_WORK REQUIRED_. Repeat each entry as written and leave the images out of the copy.
[start]
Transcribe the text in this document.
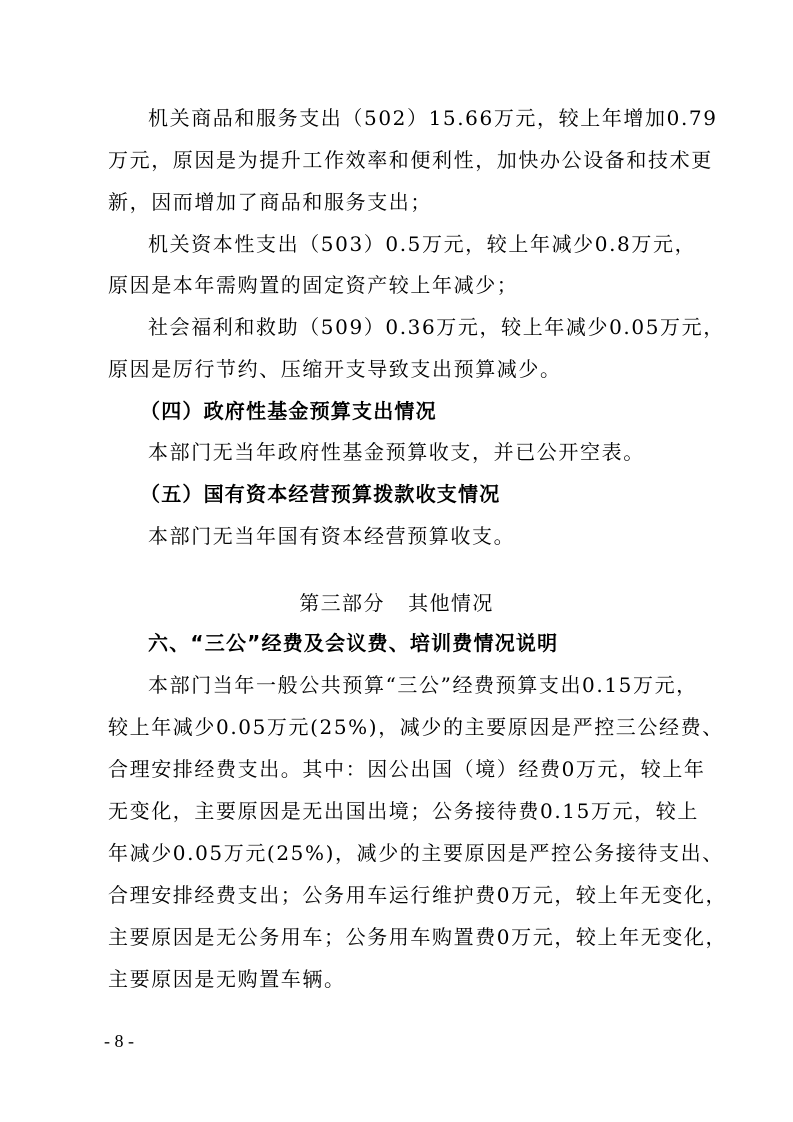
机关商品和服务支出（502）15.66万元，较上年增加0.79
万元，原因是为提升工作效率和便利性，加快办公设备和技术更
新，因而增加了商品和服务支出；
机关资本性支出（503）0.5万元，较上年减少0.8万元，
原因是本年需购置的固定资产较上年减少；
社会福利和救助（509）0.36万元，较上年减少0.05万元，
原因是厉行节约、压缩开支导致支出预算减少。
（四）政府性基金预算支出情况
本部门无当年政府性基金预算收支，并已公开空表。
（五）国有资本经营预算拨款收支情况
本部门无当年国有资本经营预算收支。
第三部分   其他情况
六、“三公”经费及会议费、培训费情况说明
本部门当年一般公共预算“三公”经费预算支出0.15万元，
较上年减少0.05万元(25%)，减少的主要原因是严控三公经费、
合理安排经费支出。其中：因公出国（境）经费0万元，较上年
无变化，主要原因是无出国出境；公务接待费0.15万元，较上
年减少0.05万元(25%)，减少的主要原因是严控公务接待支出、
合理安排经费支出；公务用车运行维护费0万元，较上年无变化，
主要原因是无公务用车；公务用车购置费0万元，较上年无变化，
主要原因是无购置车辆。
- 8 -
[end]
_TASK ANSWER_.
Transcribe the text in this document.
机关商品和服务支出（502）15.66万元，较上年增加0.79
万元，原因是为提升工作效率和便利性，加快办公设备和技术更
新，因而增加了商品和服务支出；
机关资本性支出（503）0.5万元，较上年减少0.8万元，
原因是本年需购置的固定资产较上年减少；
社会福利和救助（509）0.36万元，较上年减少0.05万元，
原因是厉行节约、压缩开支导致支出预算减少。
（四）政府性基金预算支出情况
本部门无当年政府性基金预算收支，并已公开空表。
（五）国有资本经营预算拨款收支情况
本部门无当年国有资本经营预算收支。
第三部分   其他情况
六、“三公”经费及会议费、培训费情况说明
本部门当年一般公共预算“三公”经费预算支出0.15万元，
较上年减少0.05万元(25%)，减少的主要原因是严控三公经费、
合理安排经费支出。其中：因公出国（境）经费0万元，较上年
无变化，主要原因是无出国出境；公务接待费0.15万元，较上
年减少0.05万元(25%)，减少的主要原因是严控公务接待支出、
合理安排经费支出；公务用车运行维护费0万元，较上年无变化，
主要原因是无公务用车；公务用车购置费0万元，较上年无变化，
主要原因是无购置车辆。
- 8 -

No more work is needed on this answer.